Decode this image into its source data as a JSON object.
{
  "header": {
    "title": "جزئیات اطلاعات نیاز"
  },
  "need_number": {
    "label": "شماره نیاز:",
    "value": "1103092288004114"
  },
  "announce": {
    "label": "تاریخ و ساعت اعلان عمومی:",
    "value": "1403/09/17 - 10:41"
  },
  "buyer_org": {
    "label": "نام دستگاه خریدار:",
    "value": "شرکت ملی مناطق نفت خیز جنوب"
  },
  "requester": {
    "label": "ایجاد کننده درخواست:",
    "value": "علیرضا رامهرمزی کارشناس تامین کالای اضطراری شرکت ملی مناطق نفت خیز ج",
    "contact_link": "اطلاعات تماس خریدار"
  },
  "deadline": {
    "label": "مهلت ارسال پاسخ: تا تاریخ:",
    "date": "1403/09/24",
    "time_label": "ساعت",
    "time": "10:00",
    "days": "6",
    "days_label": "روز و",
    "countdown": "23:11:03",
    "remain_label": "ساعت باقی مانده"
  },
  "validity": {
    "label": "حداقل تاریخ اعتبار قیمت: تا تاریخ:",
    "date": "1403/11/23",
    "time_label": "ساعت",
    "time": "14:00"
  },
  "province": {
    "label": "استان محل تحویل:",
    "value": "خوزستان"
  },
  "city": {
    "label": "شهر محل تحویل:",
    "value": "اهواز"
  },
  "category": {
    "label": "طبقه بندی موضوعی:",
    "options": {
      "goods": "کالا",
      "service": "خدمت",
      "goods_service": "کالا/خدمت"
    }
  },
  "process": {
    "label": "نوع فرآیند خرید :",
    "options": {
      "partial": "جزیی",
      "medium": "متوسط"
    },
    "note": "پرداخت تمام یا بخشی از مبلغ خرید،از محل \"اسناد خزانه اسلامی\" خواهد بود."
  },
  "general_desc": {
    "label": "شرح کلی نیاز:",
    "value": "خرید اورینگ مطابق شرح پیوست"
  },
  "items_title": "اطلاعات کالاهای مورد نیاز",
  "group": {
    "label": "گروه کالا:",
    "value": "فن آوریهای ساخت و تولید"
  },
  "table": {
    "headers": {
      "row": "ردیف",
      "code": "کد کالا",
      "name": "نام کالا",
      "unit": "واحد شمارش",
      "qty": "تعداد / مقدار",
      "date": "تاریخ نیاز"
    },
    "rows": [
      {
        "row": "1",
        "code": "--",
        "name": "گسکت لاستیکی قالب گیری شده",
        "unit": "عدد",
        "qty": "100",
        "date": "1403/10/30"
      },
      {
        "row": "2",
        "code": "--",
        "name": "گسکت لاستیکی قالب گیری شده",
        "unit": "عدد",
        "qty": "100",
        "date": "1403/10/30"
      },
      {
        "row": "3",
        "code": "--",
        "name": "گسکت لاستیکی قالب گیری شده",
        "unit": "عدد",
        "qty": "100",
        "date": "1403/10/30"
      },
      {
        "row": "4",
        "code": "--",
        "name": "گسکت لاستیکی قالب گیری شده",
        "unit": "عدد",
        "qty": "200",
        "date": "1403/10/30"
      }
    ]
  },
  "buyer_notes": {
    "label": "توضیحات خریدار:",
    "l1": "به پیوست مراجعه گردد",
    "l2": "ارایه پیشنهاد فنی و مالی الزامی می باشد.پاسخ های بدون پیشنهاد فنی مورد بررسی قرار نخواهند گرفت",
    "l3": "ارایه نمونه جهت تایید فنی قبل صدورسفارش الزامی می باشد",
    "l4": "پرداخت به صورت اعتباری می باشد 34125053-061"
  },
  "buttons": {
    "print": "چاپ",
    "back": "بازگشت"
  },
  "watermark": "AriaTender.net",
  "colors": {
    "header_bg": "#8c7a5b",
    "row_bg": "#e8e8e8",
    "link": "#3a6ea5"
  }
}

※

Requirements:
Your task is to quote the listing above word for word.

Exercise response:
Decode this image into its source data as a JSON object.
{
  "header": {
    "title": "جزئیات اطلاعات نیاز"
  },
  "need_number": {
    "label": "شماره نیاز:",
    "value": "1103092288004114"
  },
  "announce": {
    "label": "تاریخ و ساعت اعلان عمومی:",
    "value": "1403/09/17 - 10:41"
  },
  "buyer_org": {
    "label": "نام دستگاه خریدار:",
    "value": "شرکت ملی مناطق نفت خیز جنوب"
  },
  "requester": {
    "label": "ایجاد کننده درخواست:",
    "value": "علیرضا رامهرمزی کارشناس تامین کالای اضطراری شرکت ملی مناطق نفت خیز ج",
    "contact_link": "اطلاعات تماس خریدار"
  },
  "deadline": {
    "label": "مهلت ارسال پاسخ: تا تاریخ:",
    "date": "1403/09/24",
    "time_label": "ساعت",
    "time": "10:00",
    "days": "6",
    "days_label": "روز و",
    "countdown": "23:11:03",
    "remain_label": "ساعت باقی مانده"
  },
  "validity": {
    "label": "حداقل تاریخ اعتبار قیمت: تا تاریخ:",
    "date": "1403/11/23",
    "time_label": "ساعت",
    "time": "14:00"
  },
  "province": {
    "label": "استان محل تحویل:",
    "value": "خوزستان"
  },
  "city": {
    "label": "شهر محل تحویل:",
    "value": "اهواز"
  },
  "category": {
    "label": "طبقه بندی موضوعی:",
    "options": {
      "goods": "کالا",
      "service": "خدمت",
      "goods_service": "کالا/خدمت"
    }
  },
  "process": {
    "label": "نوع فرآیند خرید :",
    "options": {
      "partial": "جزیی",
      "medium": "متوسط"
    },
    "note": "پرداخت تمام یا بخشی از مبلغ خرید،از محل \"اسناد خزانه اسلامی\" خواهد بود."
  },
  "general_desc": {
    "label": "شرح کلی نیاز:",
    "value": "خرید اورینگ مطابق شرح پیوست"
  },
  "items_title": "اطلاعات کالاهای مورد نیاز",
  "group": {
    "label": "گروه کالا:",
    "value": "فن آوریهای ساخت و تولید"
  },
  "table": {
    "headers": {
      "row": "ردیف",
      "code": "کد کالا",
      "name": "نام کالا",
      "unit": "واحد شمارش",
      "qty": "تعداد / مقدار",
      "date": "تاریخ نیاز"
    },
    "rows": [
      {
        "row": "1",
        "code": "--",
        "name": "گسکت لاستیکی قالب گیری شده",
        "unit": "عدد",
        "qty": "100",
        "date": "1403/10/30"
      },
      {
        "row": "2",
        "code": "--",
        "name": "گسکت لاستیکی قالب گیری شده",
        "unit": "عدد",
        "qty": "100",
        "date": "1403/10/30"
      },
      {
        "row": "3",
        "code": "--",
        "name": "گسکت لاستیکی قالب گیری شده",
        "unit": "عدد",
        "qty": "100",
        "date": "1403/10/30"
      },
      {
        "row": "4",
        "code": "--",
        "name": "گسکت لاستیکی قالب گیری شده",
        "unit": "عدد",
        "qty": "200",
        "date": "1403/10/30"
      }
    ]
  },
  "buyer_notes": {
    "label": "توضیحات خریدار:",
    "l1": "به پیوست مراجعه گردد",
    "l2": "ارایه پیشنهاد فنی و مالی الزامی می باشد.پاسخ های بدون پیشنهاد فنی مورد بررسی قرار نخواهند گرفت",
    "l3": "ارایه نمونه جهت تایید فنی قبل صدورسفارش الزامی می باشد",
    "l4": "پرداخت به صورت اعتباری می باشد 34125053-061"
  },
  "buttons": {
    "print": "چاپ",
    "back": "بازگشت"
  },
  "watermark": "AriaTender.net",
  "colors": {
    "header_bg": "#8c7a5b",
    "row_bg": "#e8e8e8",
    "link": "#3a6ea5"
  }
}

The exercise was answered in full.